Lines containing the word "this" are to be located and copied.

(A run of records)

◇ ◇ ◇ ◇

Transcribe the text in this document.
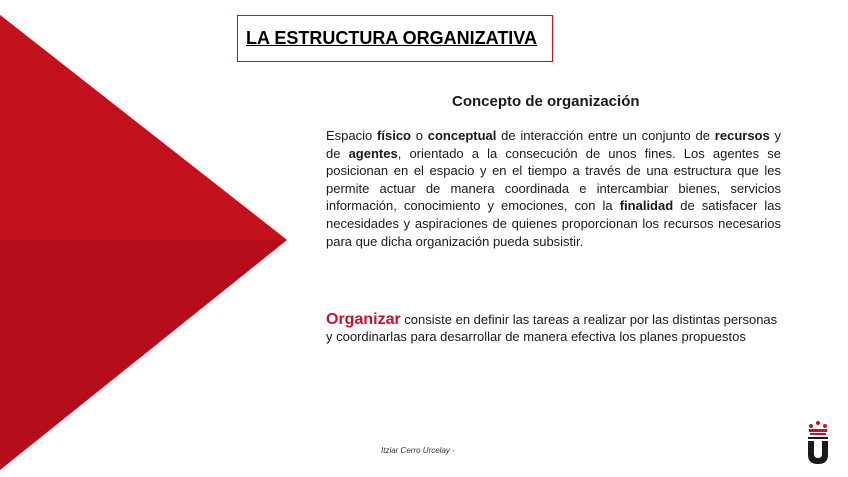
LA ESTRUCTURA ORGANIZATIVA
Concepto de organización
Espacio físico o conceptual de interacción entre un conjunto de recursos y de agentes, orientado a la consecución de unos fines. Los agentes se posicionan en el espacio y en el tiempo a través de una estructura que les permite actuar de manera coordinada e intercambiar bienes, servicios información, conocimiento y emociones, con la finalidad de satisfacer las necesidades y aspiraciones de quienes proporcionan los recursos necesarios para que dicha organización pueda subsistir.
Organizar consiste en definir las tareas a realizar por las distintas personas y coordinarlas para desarrollar de manera efectiva los planes propuestos
Itziar Cerro Urcelay -
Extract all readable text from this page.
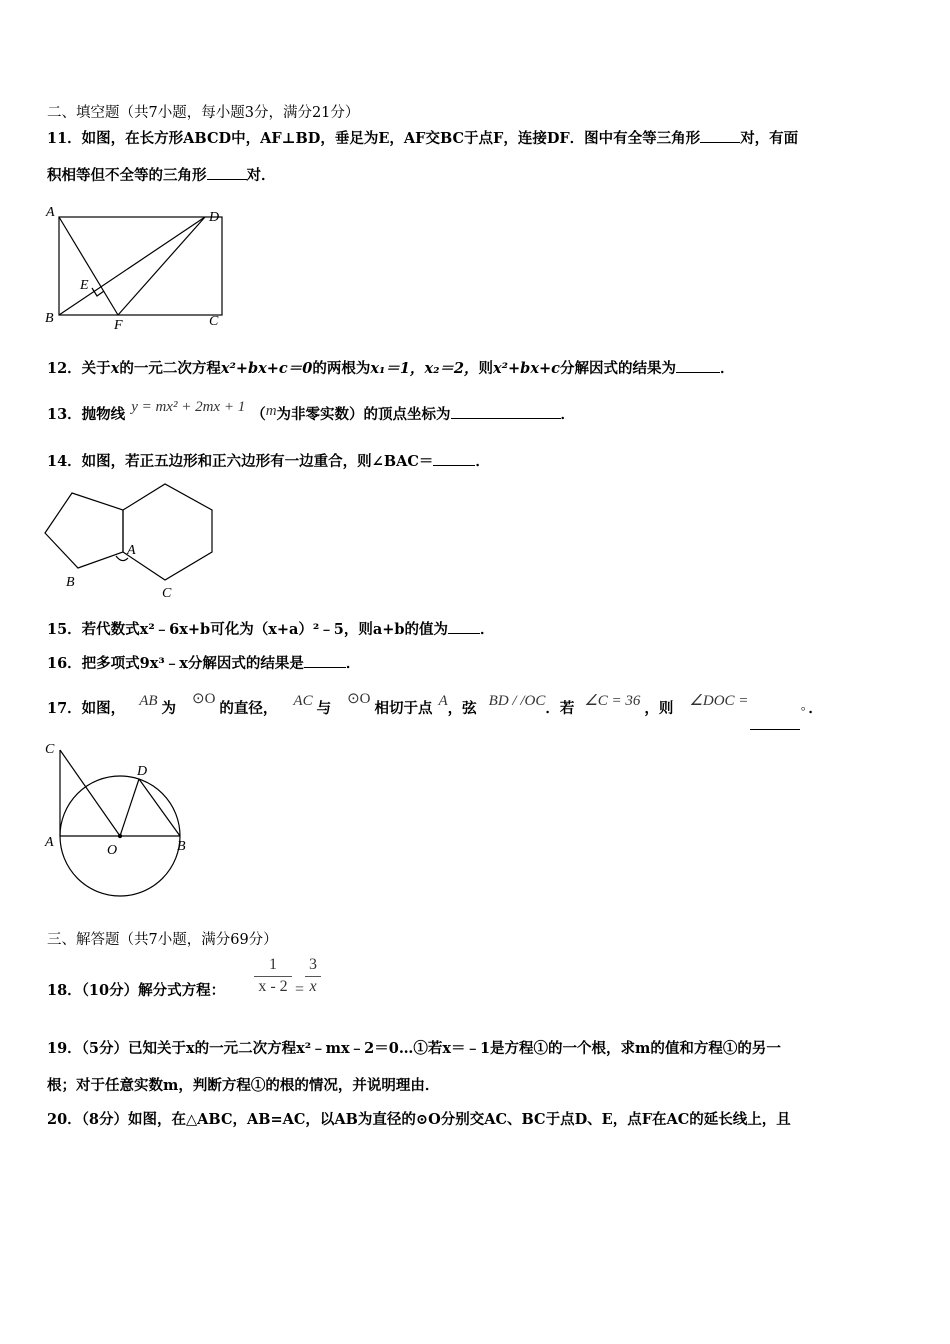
二、填空题（共7小题，每小题3分，满分21分）
11．如图，在长方形ABCD中，AF⊥BD，垂足为E，AF交BC于点F，连接DF．图中有全等三角形	对，有面
积相等但不全等的三角形	对．
A	D
E
B	F	C
12．关于x的一元二次方程x²+bx+c＝0的两根为x₁＝1，x₂＝2，则x²+bx+c分解因式的结果为	．
13．抛物线 y = mx² + 2mx + 1 （m为非零实数）的顶点坐标为	．
14．如图，若正五边形和正六边形有一边重合，则∠BAC＝	．
A
B
C
15．若代数式x²﹣6x+b可化为（x+a）²﹣5，则a+b的值为 ．
16．把多项式9x³﹣x分解因式的结果是	．
17．如图， AB 为⊙O的直径， AC 与⊙O相切于点 A，弦 BD / /OC．若 ∠C = 36 ，则 ∠DOC =
° ．
C
D
A
O	B
三、解答题（共7小题，满分69分）
18．（10分）解分式方程： $\frac{1}{x - 2} = \frac{3}{x}$
19．（5分）已知关于x的一元二次方程x²﹣mx﹣2＝0…①若x＝﹣1是方程①的一个根，求m的值和方程①的另一
根；对于任意实数m，判断方程①的根的情况，并说明理由．
20．（8分）如图，在△ABC，AB=AC，以AB为直径的⊙O分别交AC、BC于点D、E，点F在AC的延长线上，且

◇ ◇ ◇ ◇

● Response below:
Transcribe the text in this document.
Extract all readable text from this page.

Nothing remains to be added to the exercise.